### SOURCE EXTRACT
****************

ASK ODERUS: ODERUS URUNGUS RETURNS TO ANSWER YOUR QUESTIONS ABOUT OPRAH, NECROPHILIA AND BESTIALITY PORN
GREETINGS HUMAN SCUM, IT IS I, ME, THE LORD AND MASTER OF THIS AND EVERY OTHER WORLD I CAN THINK OF, YOUR HOST WITH THE MOST (COCK), ODERUS URUNGUS OF THE MIGHTY GWAR! AND WHAT FOLLOWS IS MY FIRST OFFICIAL COMMUNIQUE OF THIS FELGLING DECADE, TAKING THE FORM OF YOUR PATHETIC ENTREATIES REGARDING A HOST OF MATTERS BOTH PERTINENT AND OBSCURE. THAT’S RIGHT, ONCE AGAIN IT IS TIME FOR THE UNPARALELLED AWESOMOSITY THAT IS “ASK ODERUS”!!!!!!!!!!!!!!!!!!!!!!!!!!!!!!!!!!!!!
Oderus. I was wondering if the revelation of Lady GaGa being a tranny has altered your desire to make intergalactic relations with him/her/it. Also has “Pokerface” gone from annoying to slightly disturbing? How many Lady GaGa dongs would it take to make you vomit all over yourself?
I SEE IMMEDIATELY THAT YOU ARE ACTUALLY TRYING TO SNEAK THREE QUESTIONS IN HERE… AND THREE STUPID ONES AT THAT. I MEAN HERE YOU HAVE A CHANCE TO TALK TO GOD AND YOU WANT TO KNOW ABOUT LADY GA-GA… PLUS YOU ARE TRYING TO CHEAT! BUT DESPITE THE ABSOLUTE WORTHLESSNESS OF YOUR QUESTIONS (AND THEREFORE, YOU…), I WILL ANSWER ALL THREE OF THEM.
1) No.
2) No.
3) I PUKE AT WILL SO I SUPPOSE THE ANSWER WOULD BE SOMEWHERE IN BETWEEN ZERO AND INFINITY, DEPENDING ON WHAT KIND OF MOOD I WAS IN…
Dear Oderus, Could you please let me know what your preferred method for cleaning a sperm n slide is?
WHY IN THE HELL WOULD YOU WANT TO CLEAN YOUR SPERM N SLIDE? IT WORKS SO MUCH BETTER DIRTY, ESPECIALLY AFTER THE MORMON TABERNACLE CHOIR DROPS A LOAD—ACTUALLY MORE LIKE 300 OF ‘EM! SO FORGET IT, YOU REALLY CAN’T CLEAN THEM… I MEAN WE ARE TALKING ABOUT SOMETHING THAT SPENDS MOST OF ITS TIME BEING JACKED OFF ON. AND THEN AT NIGHT HOMELESS PEOPLE COME BY AND SHIT ALL OVER IT. OH THAT’S RIGHT, I JUST REMEMBERED HOW TO CLEAN A SPERM N SLIDE — GET YOUR MOM TO LICK IT UP!

****************

### AIM 1
Count the lines in the entries that contain the word "opening" and give only that number.
The Ask Oderus column has no connection to the entries that come after it.

### DATA TO PROCESS
****************

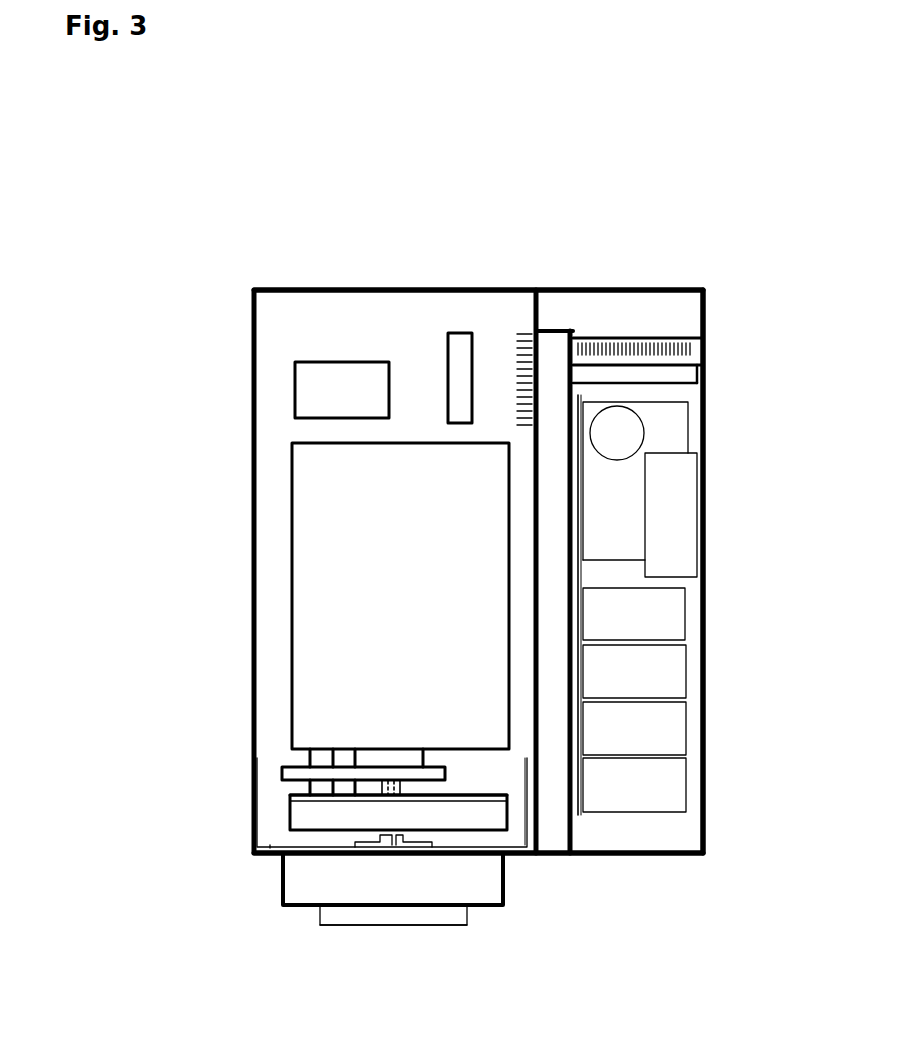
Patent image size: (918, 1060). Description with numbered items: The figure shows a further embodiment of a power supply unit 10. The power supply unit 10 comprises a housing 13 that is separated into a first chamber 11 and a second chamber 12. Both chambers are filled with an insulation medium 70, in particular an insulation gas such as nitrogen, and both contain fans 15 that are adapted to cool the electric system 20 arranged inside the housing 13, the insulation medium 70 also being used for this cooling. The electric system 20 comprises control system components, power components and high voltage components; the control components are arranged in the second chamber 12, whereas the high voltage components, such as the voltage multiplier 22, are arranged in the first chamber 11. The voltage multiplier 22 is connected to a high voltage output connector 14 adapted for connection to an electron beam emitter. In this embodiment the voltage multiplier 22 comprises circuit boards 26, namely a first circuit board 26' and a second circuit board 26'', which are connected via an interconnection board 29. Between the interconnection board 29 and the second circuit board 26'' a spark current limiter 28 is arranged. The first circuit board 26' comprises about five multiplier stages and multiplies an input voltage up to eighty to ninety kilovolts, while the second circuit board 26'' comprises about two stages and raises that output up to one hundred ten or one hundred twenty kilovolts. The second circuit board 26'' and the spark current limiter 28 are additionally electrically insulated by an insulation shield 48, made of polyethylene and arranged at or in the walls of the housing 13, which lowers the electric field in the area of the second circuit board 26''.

****************

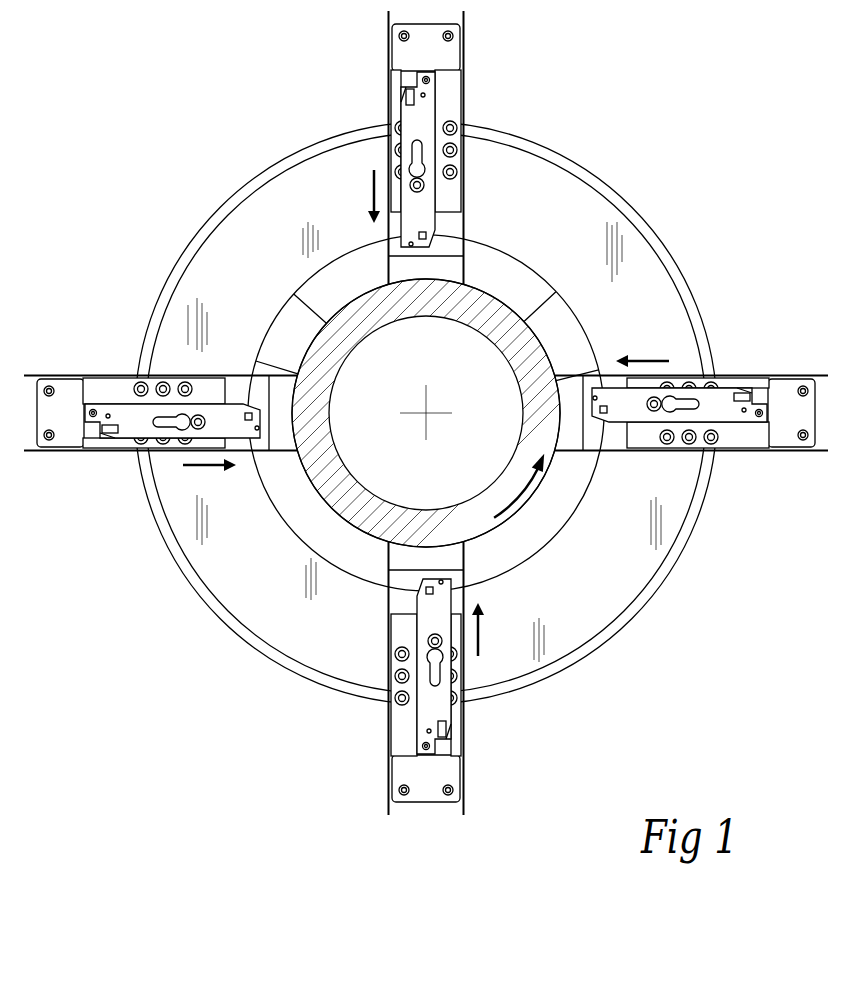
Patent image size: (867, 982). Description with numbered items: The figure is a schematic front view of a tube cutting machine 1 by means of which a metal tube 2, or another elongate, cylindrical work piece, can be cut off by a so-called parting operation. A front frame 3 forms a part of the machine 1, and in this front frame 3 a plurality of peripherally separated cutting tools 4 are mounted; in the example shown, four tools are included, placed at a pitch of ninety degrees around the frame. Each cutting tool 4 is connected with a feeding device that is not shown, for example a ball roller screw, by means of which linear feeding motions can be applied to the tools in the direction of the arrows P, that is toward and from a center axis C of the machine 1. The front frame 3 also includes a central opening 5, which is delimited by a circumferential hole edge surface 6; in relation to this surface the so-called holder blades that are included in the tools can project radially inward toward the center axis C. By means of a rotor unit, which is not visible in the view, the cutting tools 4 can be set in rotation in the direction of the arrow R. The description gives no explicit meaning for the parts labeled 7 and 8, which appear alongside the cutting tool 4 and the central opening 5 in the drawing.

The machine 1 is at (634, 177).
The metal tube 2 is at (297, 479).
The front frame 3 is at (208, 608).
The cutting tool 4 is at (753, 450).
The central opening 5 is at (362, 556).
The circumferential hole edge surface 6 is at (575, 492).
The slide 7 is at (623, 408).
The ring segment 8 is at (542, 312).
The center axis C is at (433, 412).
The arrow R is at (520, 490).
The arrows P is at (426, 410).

****************

### AIM 2
Set down the passage from the Ask Oderus column starting with "Oderus. I was" and going on through "n slide is?".

### CORRECT ANSWER 1
2

### CORRECT ANSWER 2
Oderus. I was wondering if the revelation of Lady GaGa being a tranny has altered your desire to make intergalactic relations with him/her/it. Also has “Pokerface” gone from annoying to slightly disturbing? How many Lady GaGa dongs would it take to make you vomit all over yourself?
I SEE IMMEDIATELY THAT YOU ARE ACTUALLY TRYING TO SNEAK THREE QUESTIONS IN HERE… AND THREE STUPID ONES AT THAT. I MEAN HERE YOU HAVE A CHANCE TO TALK TO GOD AND YOU WANT TO KNOW ABOUT LADY GA-GA… PLUS YOU ARE TRYING TO CHEAT! BUT DESPITE THE ABSOLUTE WORTHLESSNESS OF YOUR QUESTIONS (AND THEREFORE, YOU…), I WILL ANSWER ALL THREE OF THEM.
1) No.
2) No.
3) I PUKE AT WILL SO I SUPPOSE THE ANSWER WOULD BE SOMEWHERE IN BETWEEN ZERO AND INFINITY, DEPENDING ON WHAT KIND OF MOOD I WAS IN…
Dear Oderus, Could you please let me know what your preferred method for cleaning a sperm n slide is?